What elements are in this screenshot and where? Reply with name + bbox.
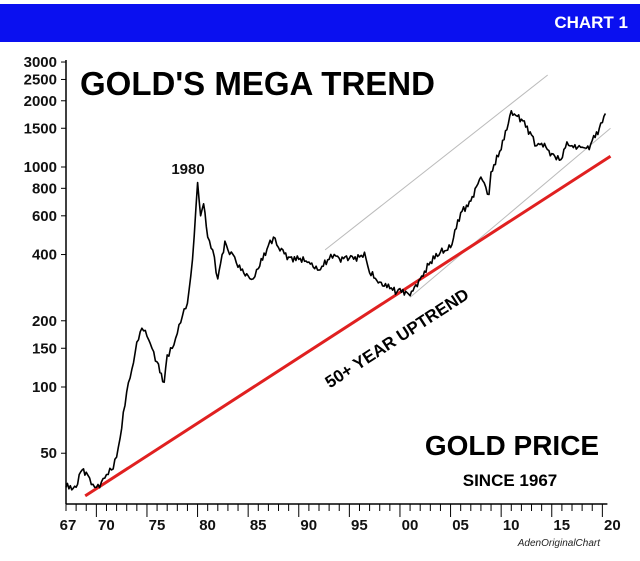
uptrend-label: 50+ YEAR UPTREND — [322, 285, 473, 392]
x-tick-label: 70 — [98, 517, 115, 534]
chart-number-label: CHART 1 — [554, 13, 628, 32]
y-tick-label: 400 — [32, 247, 57, 264]
chart-banner: CHART 1 — [0, 4, 640, 42]
y-tick-label: 1000 — [24, 159, 57, 176]
x-tick-label: 15 — [553, 517, 570, 534]
credit-label: AdenOriginalChart — [517, 538, 601, 549]
y-tick-label: 100 — [32, 379, 57, 396]
x-tick-label: 00 — [402, 517, 419, 534]
y-tick-label: 200 — [32, 313, 57, 330]
y-tick-label: 2500 — [24, 71, 57, 88]
x-tick-label: 80 — [199, 517, 216, 534]
y-tick-label: 150 — [32, 340, 57, 357]
y-tick-label: 1500 — [24, 120, 57, 137]
x-tick-label: 05 — [452, 517, 469, 534]
x-tick-label: 75 — [149, 517, 166, 534]
gold-price-label: GOLD PRICE — [425, 430, 599, 461]
peak-1980-label: 1980 — [171, 161, 204, 178]
y-tick-label: 600 — [32, 208, 57, 225]
x-tick-label: 90 — [300, 517, 317, 534]
lower-channel-line — [409, 127, 611, 298]
y-tick-label: 800 — [32, 180, 57, 197]
upper-channel-line — [324, 74, 549, 251]
gold-price-line — [65, 110, 607, 491]
x-tick-label: 67 — [60, 517, 77, 534]
y-tick-label: 2000 — [24, 93, 57, 110]
y-tick-label: 3000 — [24, 54, 57, 71]
x-tick-label: 85 — [250, 517, 267, 534]
y-tick-label: 50 — [40, 445, 57, 462]
chart-title: GOLD'S MEGA TREND — [80, 65, 435, 102]
x-tick-label: 95 — [351, 517, 368, 534]
x-tick-label: 20 — [604, 517, 621, 534]
uptrend-line — [84, 154, 612, 498]
since-1967-label: SINCE 1967 — [463, 471, 558, 490]
x-tick-label: 10 — [503, 517, 520, 534]
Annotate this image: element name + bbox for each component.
- - -
• Exercise task:
Copy all of the material above again word for word, leaving out the picture.

• Full answer:
What elements are in this screenshot and where? Reply with name + bbox.
uptrend-label: 50+ YEAR UPTREND — [322, 285, 473, 392]
x-tick-label: 70 — [98, 517, 115, 534]
chart-number-label: CHART 1 — [554, 13, 628, 32]
y-tick-label: 400 — [32, 247, 57, 264]
chart-banner: CHART 1 — [0, 4, 640, 42]
y-tick-label: 1000 — [24, 159, 57, 176]
x-tick-label: 15 — [553, 517, 570, 534]
credit-label: AdenOriginalChart — [517, 538, 601, 549]
y-tick-label: 100 — [32, 379, 57, 396]
x-tick-label: 00 — [402, 517, 419, 534]
y-tick-label: 200 — [32, 313, 57, 330]
y-tick-label: 2500 — [24, 71, 57, 88]
x-tick-label: 80 — [199, 517, 216, 534]
y-tick-label: 150 — [32, 340, 57, 357]
y-tick-label: 1500 — [24, 120, 57, 137]
x-tick-label: 05 — [452, 517, 469, 534]
x-tick-label: 75 — [149, 517, 166, 534]
gold-price-label: GOLD PRICE — [425, 430, 599, 461]
peak-1980-label: 1980 — [171, 161, 204, 178]
y-tick-label: 600 — [32, 208, 57, 225]
x-tick-label: 90 — [300, 517, 317, 534]
lower-channel-line — [409, 127, 611, 298]
y-tick-label: 800 — [32, 180, 57, 197]
upper-channel-line — [324, 74, 549, 251]
gold-price-line — [65, 110, 607, 491]
x-tick-label: 67 — [60, 517, 77, 534]
y-tick-label: 2000 — [24, 93, 57, 110]
y-tick-label: 3000 — [24, 54, 57, 71]
x-tick-label: 85 — [250, 517, 267, 534]
y-tick-label: 50 — [40, 445, 57, 462]
chart-title: GOLD'S MEGA TREND — [80, 65, 435, 102]
x-tick-label: 95 — [351, 517, 368, 534]
x-tick-label: 20 — [604, 517, 621, 534]
uptrend-line — [84, 154, 612, 498]
since-1967-label: SINCE 1967 — [463, 471, 558, 490]
x-tick-label: 10 — [503, 517, 520, 534]
Annotate this image: element name + bbox for each component.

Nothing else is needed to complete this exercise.